EXERCISE GOAL:
From the records, pick out and copy each line containing "Spending".

TASK INPUTS:
--*--
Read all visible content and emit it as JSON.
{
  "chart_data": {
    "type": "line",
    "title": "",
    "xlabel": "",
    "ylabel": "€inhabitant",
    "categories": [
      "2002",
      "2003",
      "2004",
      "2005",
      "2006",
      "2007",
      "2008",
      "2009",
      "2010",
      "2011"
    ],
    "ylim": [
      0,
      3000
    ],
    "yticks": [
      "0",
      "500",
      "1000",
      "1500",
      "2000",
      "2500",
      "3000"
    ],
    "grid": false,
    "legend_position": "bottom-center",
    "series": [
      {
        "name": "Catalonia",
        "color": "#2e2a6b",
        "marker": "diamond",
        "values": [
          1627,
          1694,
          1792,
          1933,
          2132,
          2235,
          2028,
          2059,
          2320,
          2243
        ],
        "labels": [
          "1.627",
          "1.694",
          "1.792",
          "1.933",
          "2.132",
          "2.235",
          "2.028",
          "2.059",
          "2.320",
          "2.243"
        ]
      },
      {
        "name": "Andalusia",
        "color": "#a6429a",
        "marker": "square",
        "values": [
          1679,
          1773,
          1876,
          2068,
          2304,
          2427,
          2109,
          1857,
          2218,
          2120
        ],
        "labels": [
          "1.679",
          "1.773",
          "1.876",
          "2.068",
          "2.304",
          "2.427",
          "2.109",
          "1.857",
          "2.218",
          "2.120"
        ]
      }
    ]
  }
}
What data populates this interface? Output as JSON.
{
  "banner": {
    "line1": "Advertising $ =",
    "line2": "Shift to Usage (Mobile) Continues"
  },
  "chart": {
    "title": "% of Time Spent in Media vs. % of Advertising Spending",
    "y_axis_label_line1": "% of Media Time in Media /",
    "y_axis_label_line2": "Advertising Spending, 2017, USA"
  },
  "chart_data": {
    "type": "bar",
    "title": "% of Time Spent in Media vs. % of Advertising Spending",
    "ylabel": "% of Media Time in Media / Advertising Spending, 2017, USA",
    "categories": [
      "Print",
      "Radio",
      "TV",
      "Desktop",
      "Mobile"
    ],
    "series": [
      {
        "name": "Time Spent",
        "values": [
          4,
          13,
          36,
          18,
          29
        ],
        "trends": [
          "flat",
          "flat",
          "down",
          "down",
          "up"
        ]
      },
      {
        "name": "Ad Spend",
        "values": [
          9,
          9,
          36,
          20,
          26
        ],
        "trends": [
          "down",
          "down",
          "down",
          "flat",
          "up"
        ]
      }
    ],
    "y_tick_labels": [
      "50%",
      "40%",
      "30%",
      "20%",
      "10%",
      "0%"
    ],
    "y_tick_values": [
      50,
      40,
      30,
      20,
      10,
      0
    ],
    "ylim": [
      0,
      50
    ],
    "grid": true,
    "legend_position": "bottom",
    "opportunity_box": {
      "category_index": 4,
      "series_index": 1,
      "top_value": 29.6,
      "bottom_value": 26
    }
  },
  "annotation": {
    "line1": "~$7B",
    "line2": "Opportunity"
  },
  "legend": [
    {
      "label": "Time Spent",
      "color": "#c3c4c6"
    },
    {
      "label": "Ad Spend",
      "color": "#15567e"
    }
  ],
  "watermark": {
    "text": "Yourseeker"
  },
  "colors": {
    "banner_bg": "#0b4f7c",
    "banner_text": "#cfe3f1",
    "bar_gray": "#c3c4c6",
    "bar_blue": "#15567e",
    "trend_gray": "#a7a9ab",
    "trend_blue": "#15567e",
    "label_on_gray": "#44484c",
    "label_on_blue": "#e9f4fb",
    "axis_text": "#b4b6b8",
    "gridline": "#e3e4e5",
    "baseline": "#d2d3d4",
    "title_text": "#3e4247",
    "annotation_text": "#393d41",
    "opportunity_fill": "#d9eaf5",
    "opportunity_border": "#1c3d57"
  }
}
--*--
SOLVED EXERCISE:
    "title": "% of Time Spent in Media vs. % of Advertising Spending",
    "y_axis_label_line2": "Advertising Spending, 2017, USA"
    "title": "% of Time Spent in Media vs. % of Advertising Spending",
    "ylabel": "% of Media Time in Media / Advertising Spending, 2017, USA",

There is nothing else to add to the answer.